┌─ RECORDS FOR PROCESSING
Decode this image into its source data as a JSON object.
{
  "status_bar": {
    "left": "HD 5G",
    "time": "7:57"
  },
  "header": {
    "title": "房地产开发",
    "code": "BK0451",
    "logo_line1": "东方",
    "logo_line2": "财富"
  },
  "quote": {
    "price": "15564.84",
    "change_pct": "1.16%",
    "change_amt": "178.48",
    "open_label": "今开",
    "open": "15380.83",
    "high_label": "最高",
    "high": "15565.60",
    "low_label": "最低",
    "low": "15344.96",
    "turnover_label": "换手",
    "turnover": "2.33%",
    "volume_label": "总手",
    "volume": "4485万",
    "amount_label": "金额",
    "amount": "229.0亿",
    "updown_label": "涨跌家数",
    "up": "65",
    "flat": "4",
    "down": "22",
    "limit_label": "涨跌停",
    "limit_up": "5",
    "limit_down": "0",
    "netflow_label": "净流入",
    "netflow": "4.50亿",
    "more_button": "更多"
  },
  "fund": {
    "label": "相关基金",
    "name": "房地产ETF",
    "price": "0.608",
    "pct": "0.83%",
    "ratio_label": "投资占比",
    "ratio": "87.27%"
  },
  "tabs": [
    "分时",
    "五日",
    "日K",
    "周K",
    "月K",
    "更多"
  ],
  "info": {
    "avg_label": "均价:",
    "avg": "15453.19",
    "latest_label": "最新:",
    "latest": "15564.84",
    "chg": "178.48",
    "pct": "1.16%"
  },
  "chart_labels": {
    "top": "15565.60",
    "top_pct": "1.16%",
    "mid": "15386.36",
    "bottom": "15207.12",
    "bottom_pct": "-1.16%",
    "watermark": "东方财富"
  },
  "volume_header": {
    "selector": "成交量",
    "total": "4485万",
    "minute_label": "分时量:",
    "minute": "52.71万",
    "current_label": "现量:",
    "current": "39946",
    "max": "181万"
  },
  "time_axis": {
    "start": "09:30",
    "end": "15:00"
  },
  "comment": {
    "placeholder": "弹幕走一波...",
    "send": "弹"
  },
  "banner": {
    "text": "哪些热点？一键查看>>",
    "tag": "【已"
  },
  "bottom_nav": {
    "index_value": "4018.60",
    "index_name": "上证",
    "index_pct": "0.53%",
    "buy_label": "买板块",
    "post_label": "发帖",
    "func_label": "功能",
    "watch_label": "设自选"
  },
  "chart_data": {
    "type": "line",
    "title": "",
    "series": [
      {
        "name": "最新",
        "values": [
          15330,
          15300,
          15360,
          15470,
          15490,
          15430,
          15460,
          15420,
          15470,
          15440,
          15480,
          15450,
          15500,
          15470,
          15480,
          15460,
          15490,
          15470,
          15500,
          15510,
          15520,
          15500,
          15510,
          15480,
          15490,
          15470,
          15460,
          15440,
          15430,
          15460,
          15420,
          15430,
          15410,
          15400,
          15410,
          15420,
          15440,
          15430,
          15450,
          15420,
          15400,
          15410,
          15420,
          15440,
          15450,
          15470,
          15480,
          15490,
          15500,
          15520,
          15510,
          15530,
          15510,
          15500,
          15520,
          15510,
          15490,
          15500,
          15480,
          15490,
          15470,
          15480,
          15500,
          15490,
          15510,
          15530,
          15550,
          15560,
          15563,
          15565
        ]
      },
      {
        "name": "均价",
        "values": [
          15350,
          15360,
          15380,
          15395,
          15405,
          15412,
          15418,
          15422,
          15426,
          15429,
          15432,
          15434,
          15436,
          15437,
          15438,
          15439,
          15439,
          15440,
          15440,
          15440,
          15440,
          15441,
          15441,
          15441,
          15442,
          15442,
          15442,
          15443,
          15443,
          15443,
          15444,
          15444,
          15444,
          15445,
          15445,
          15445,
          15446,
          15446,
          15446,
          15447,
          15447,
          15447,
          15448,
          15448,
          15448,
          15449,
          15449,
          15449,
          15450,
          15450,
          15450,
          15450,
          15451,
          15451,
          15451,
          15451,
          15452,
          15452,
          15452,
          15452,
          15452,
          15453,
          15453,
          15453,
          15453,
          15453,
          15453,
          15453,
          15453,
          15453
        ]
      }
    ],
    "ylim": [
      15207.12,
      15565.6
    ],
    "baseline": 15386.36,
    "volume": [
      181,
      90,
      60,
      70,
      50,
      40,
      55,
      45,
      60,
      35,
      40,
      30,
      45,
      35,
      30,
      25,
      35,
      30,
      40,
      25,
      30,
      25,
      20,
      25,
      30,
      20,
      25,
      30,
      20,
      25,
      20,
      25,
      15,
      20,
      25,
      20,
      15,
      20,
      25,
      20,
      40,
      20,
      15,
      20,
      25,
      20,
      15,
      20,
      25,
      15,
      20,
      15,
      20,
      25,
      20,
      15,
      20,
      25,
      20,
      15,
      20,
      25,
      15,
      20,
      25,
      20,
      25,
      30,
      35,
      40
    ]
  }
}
└─
WHAT THE EXERCISE ASKS:
Take the material above and return all of it exactly.

FULL SOLUTION:
Decode this image into its source data as a JSON object.
{
  "status_bar": {
    "left": "HD 5G",
    "time": "7:57"
  },
  "header": {
    "title": "房地产开发",
    "code": "BK0451",
    "logo_line1": "东方",
    "logo_line2": "财富"
  },
  "quote": {
    "price": "15564.84",
    "change_pct": "1.16%",
    "change_amt": "178.48",
    "open_label": "今开",
    "open": "15380.83",
    "high_label": "最高",
    "high": "15565.60",
    "low_label": "最低",
    "low": "15344.96",
    "turnover_label": "换手",
    "turnover": "2.33%",
    "volume_label": "总手",
    "volume": "4485万",
    "amount_label": "金额",
    "amount": "229.0亿",
    "updown_label": "涨跌家数",
    "up": "65",
    "flat": "4",
    "down": "22",
    "limit_label": "涨跌停",
    "limit_up": "5",
    "limit_down": "0",
    "netflow_label": "净流入",
    "netflow": "4.50亿",
    "more_button": "更多"
  },
  "fund": {
    "label": "相关基金",
    "name": "房地产ETF",
    "price": "0.608",
    "pct": "0.83%",
    "ratio_label": "投资占比",
    "ratio": "87.27%"
  },
  "tabs": [
    "分时",
    "五日",
    "日K",
    "周K",
    "月K",
    "更多"
  ],
  "info": {
    "avg_label": "均价:",
    "avg": "15453.19",
    "latest_label": "最新:",
    "latest": "15564.84",
    "chg": "178.48",
    "pct": "1.16%"
  },
  "chart_labels": {
    "top": "15565.60",
    "top_pct": "1.16%",
    "mid": "15386.36",
    "bottom": "15207.12",
    "bottom_pct": "-1.16%",
    "watermark": "东方财富"
  },
  "volume_header": {
    "selector": "成交量",
    "total": "4485万",
    "minute_label": "分时量:",
    "minute": "52.71万",
    "current_label": "现量:",
    "current": "39946",
    "max": "181万"
  },
  "time_axis": {
    "start": "09:30",
    "end": "15:00"
  },
  "comment": {
    "placeholder": "弹幕走一波...",
    "send": "弹"
  },
  "banner": {
    "text": "哪些热点？一键查看>>",
    "tag": "【已"
  },
  "bottom_nav": {
    "index_value": "4018.60",
    "index_name": "上证",
    "index_pct": "0.53%",
    "buy_label": "买板块",
    "post_label": "发帖",
    "func_label": "功能",
    "watch_label": "设自选"
  },
  "chart_data": {
    "type": "line",
    "title": "",
    "series": [
      {
        "name": "最新",
        "values": [
          15330,
          15300,
          15360,
          15470,
          15490,
          15430,
          15460,
          15420,
          15470,
          15440,
          15480,
          15450,
          15500,
          15470,
          15480,
          15460,
          15490,
          15470,
          15500,
          15510,
          15520,
          15500,
          15510,
          15480,
          15490,
          15470,
          15460,
          15440,
          15430,
          15460,
          15420,
          15430,
          15410,
          15400,
          15410,
          15420,
          15440,
          15430,
          15450,
          15420,
          15400,
          15410,
          15420,
          15440,
          15450,
          15470,
          15480,
          15490,
          15500,
          15520,
          15510,
          15530,
          15510,
          15500,
          15520,
          15510,
          15490,
          15500,
          15480,
          15490,
          15470,
          15480,
          15500,
          15490,
          15510,
          15530,
          15550,
          15560,
          15563,
          15565
        ]
      },
      {
        "name": "均价",
        "values": [
          15350,
          15360,
          15380,
          15395,
          15405,
          15412,
          15418,
          15422,
          15426,
          15429,
          15432,
          15434,
          15436,
          15437,
          15438,
          15439,
          15439,
          15440,
          15440,
          15440,
          15440,
          15441,
          15441,
          15441,
          15442,
          15442,
          15442,
          15443,
          15443,
          15443,
          15444,
          15444,
          15444,
          15445,
          15445,
          15445,
          15446,
          15446,
          15446,
          15447,
          15447,
          15447,
          15448,
          15448,
          15448,
          15449,
          15449,
          15449,
          15450,
          15450,
          15450,
          15450,
          15451,
          15451,
          15451,
          15451,
          15452,
          15452,
          15452,
          15452,
          15452,
          15453,
          15453,
          15453,
          15453,
          15453,
          15453,
          15453,
          15453,
          15453
        ]
      }
    ],
    "ylim": [
      15207.12,
      15565.6
    ],
    "baseline": 15386.36,
    "volume": [
      181,
      90,
      60,
      70,
      50,
      40,
      55,
      45,
      60,
      35,
      40,
      30,
      45,
      35,
      30,
      25,
      35,
      30,
      40,
      25,
      30,
      25,
      20,
      25,
      30,
      20,
      25,
      30,
      20,
      25,
      20,
      25,
      15,
      20,
      25,
      20,
      15,
      20,
      25,
      20,
      40,
      20,
      15,
      20,
      25,
      20,
      15,
      20,
      25,
      15,
      20,
      15,
      20,
      25,
      20,
      15,
      20,
      25,
      20,
      15,
      20,
      25,
      15,
      20,
      25,
      20,
      25,
      30,
      35,
      40
    ]
  }
}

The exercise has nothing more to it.